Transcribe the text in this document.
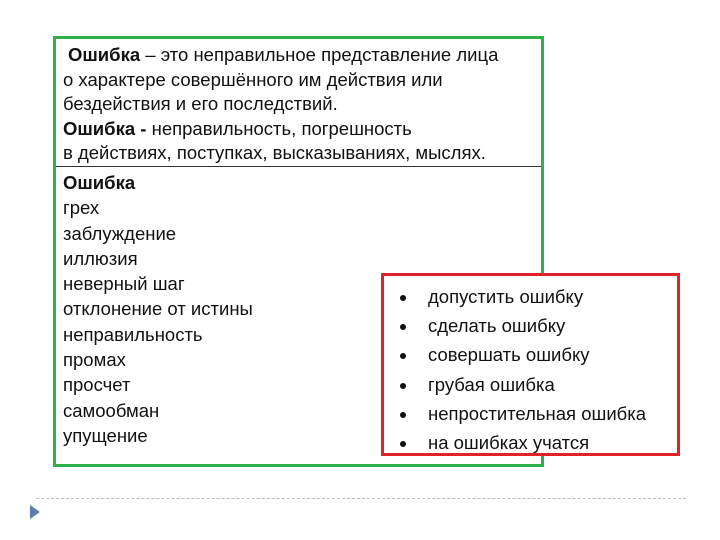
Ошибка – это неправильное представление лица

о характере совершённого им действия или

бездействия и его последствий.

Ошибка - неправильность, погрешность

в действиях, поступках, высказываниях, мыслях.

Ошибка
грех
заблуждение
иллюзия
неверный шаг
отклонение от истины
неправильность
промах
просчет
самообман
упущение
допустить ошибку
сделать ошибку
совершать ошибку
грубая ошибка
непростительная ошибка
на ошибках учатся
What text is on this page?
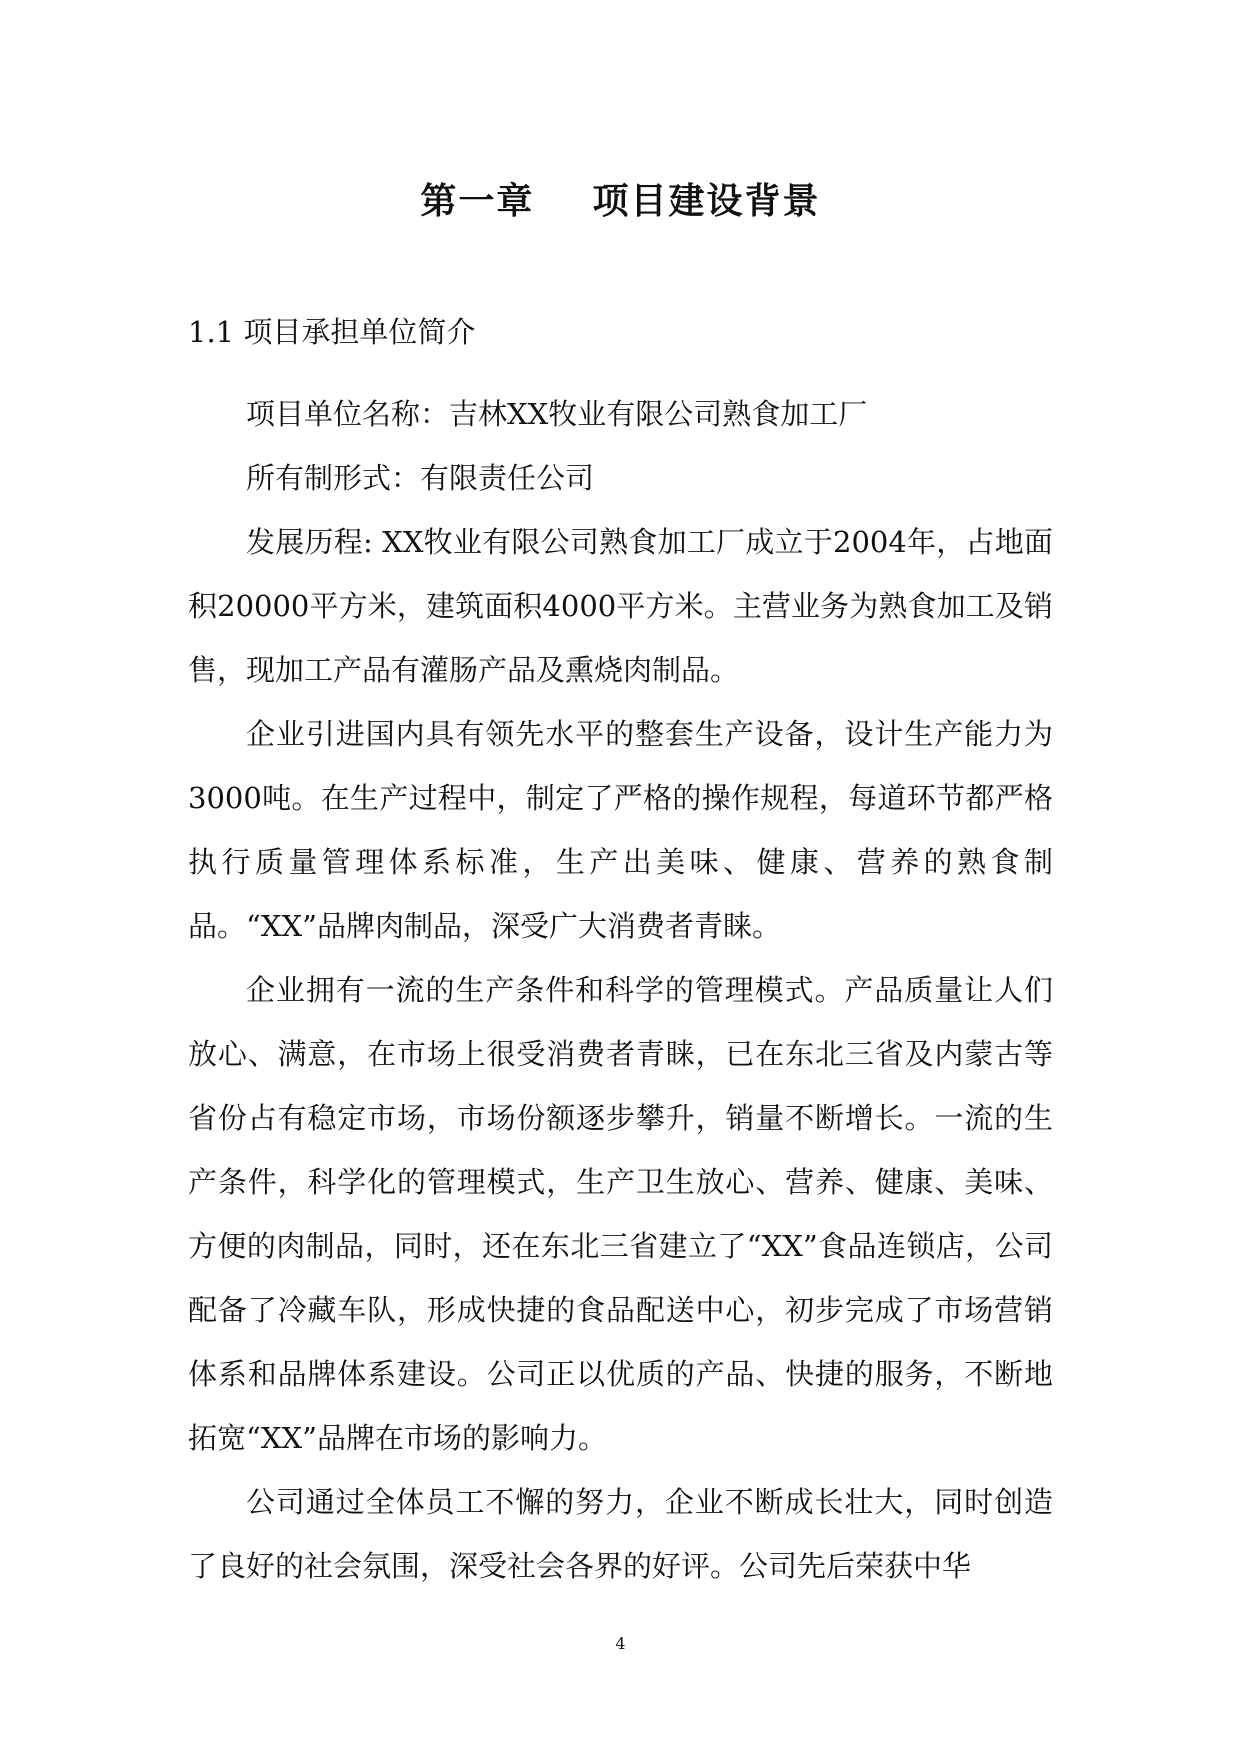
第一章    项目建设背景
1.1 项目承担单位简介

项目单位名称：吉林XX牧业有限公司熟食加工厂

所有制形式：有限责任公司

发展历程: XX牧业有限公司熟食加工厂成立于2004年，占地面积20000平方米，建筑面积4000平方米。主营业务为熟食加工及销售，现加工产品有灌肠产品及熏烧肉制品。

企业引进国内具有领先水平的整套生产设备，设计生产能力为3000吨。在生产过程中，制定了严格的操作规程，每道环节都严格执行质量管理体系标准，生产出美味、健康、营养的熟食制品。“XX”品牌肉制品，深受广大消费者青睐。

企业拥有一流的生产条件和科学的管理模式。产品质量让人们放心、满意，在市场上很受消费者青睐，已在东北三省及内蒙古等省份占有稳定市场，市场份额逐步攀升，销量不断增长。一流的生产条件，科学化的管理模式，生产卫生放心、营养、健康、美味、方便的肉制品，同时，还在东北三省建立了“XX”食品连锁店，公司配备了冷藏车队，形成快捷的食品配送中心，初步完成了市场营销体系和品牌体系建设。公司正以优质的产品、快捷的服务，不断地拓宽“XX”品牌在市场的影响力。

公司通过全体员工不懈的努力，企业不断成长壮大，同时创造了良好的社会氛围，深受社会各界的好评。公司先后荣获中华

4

○ ○ ○ ○ ○

Above are the entries; count how many of their lines contain the word "this" and give only that number.

2